Extracted data entries:
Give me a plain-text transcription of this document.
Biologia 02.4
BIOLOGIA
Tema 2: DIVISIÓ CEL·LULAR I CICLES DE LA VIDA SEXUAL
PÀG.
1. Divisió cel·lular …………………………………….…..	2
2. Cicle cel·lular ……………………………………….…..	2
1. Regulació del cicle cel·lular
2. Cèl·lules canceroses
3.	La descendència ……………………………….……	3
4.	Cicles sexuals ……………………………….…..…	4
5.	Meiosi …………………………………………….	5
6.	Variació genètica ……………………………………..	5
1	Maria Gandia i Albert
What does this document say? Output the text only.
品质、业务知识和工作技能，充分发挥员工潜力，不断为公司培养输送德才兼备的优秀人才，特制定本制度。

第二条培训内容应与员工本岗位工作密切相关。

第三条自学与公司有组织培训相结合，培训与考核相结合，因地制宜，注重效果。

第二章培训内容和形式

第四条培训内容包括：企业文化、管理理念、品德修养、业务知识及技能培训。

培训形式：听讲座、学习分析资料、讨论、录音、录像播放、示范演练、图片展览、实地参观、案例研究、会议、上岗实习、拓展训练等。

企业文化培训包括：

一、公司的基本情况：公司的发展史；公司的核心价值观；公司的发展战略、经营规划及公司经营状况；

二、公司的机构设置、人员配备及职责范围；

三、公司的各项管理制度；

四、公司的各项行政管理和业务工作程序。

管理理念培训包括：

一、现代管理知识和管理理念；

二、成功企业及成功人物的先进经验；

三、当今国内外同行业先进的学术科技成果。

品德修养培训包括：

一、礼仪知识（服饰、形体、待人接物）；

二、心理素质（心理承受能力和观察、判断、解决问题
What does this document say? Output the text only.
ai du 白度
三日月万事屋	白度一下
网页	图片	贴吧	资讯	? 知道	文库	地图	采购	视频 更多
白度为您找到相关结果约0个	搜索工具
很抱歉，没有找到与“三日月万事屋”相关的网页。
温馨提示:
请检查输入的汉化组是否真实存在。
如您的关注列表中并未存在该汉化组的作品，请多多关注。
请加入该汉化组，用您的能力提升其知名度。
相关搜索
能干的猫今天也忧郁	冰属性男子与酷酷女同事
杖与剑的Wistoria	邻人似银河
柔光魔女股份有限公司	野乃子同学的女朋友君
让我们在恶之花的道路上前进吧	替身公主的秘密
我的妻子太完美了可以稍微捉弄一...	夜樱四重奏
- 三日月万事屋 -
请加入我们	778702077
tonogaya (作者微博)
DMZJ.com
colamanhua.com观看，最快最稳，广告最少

[WHAT THIS TASK INVOLVES]: Take the entries above and transcribe them in full.

[WRITTEN ANSWER]:
Give me a plain-text transcription of this document.
Biologia 02.4
BIOLOGIA
Tema 2: DIVISIÓ CEL·LULAR I CICLES DE LA VIDA SEXUAL
PÀG.
1. Divisió cel·lular …………………………………….…..	2
2. Cicle cel·lular ……………………………………….…..	2
1. Regulació del cicle cel·lular
2. Cèl·lules canceroses
3.	La descendència ……………………………….……	3
4.	Cicles sexuals ……………………………….…..…	4
5.	Meiosi …………………………………………….	5
6.	Variació genètica ……………………………………..	5
1	Maria Gandia i Albert
What does this document say? Output the text only.
品质、业务知识和工作技能，充分发挥员工潜力，不断为公司培养输送德才兼备的优秀人才，特制定本制度。

第二条培训内容应与员工本岗位工作密切相关。

第三条自学与公司有组织培训相结合，培训与考核相结合，因地制宜，注重效果。

第二章培训内容和形式

第四条培训内容包括：企业文化、管理理念、品德修养、业务知识及技能培训。

培训形式：听讲座、学习分析资料、讨论、录音、录像播放、示范演练、图片展览、实地参观、案例研究、会议、上岗实习、拓展训练等。

企业文化培训包括：

一、公司的基本情况：公司的发展史；公司的核心价值观；公司的发展战略、经营规划及公司经营状况；

二、公司的机构设置、人员配备及职责范围；

三、公司的各项管理制度；

四、公司的各项行政管理和业务工作程序。

管理理念培训包括：

一、现代管理知识和管理理念；

二、成功企业及成功人物的先进经验；

三、当今国内外同行业先进的学术科技成果。

品德修养培训包括：

一、礼仪知识（服饰、形体、待人接物）；

二、心理素质（心理承受能力和观察、判断、解决问题
What does this document say? Output the text only.
ai du 白度
三日月万事屋	白度一下
网页	图片	贴吧	资讯	? 知道	文库	地图	采购	视频 更多
白度为您找到相关结果约0个	搜索工具
很抱歉，没有找到与“三日月万事屋”相关的网页。
温馨提示:
请检查输入的汉化组是否真实存在。
如您的关注列表中并未存在该汉化组的作品，请多多关注。
请加入该汉化组，用您的能力提升其知名度。
相关搜索
能干的猫今天也忧郁	冰属性男子与酷酷女同事
杖与剑的Wistoria	邻人似银河
柔光魔女股份有限公司	野乃子同学的女朋友君
让我们在恶之花的道路上前进吧	替身公主的秘密
我的妻子太完美了可以稍微捉弄一...	夜樱四重奏
- 三日月万事屋 -
请加入我们	778702077
tonogaya (作者微博)
DMZJ.com
colamanhua.com观看，最快最稳，广告最少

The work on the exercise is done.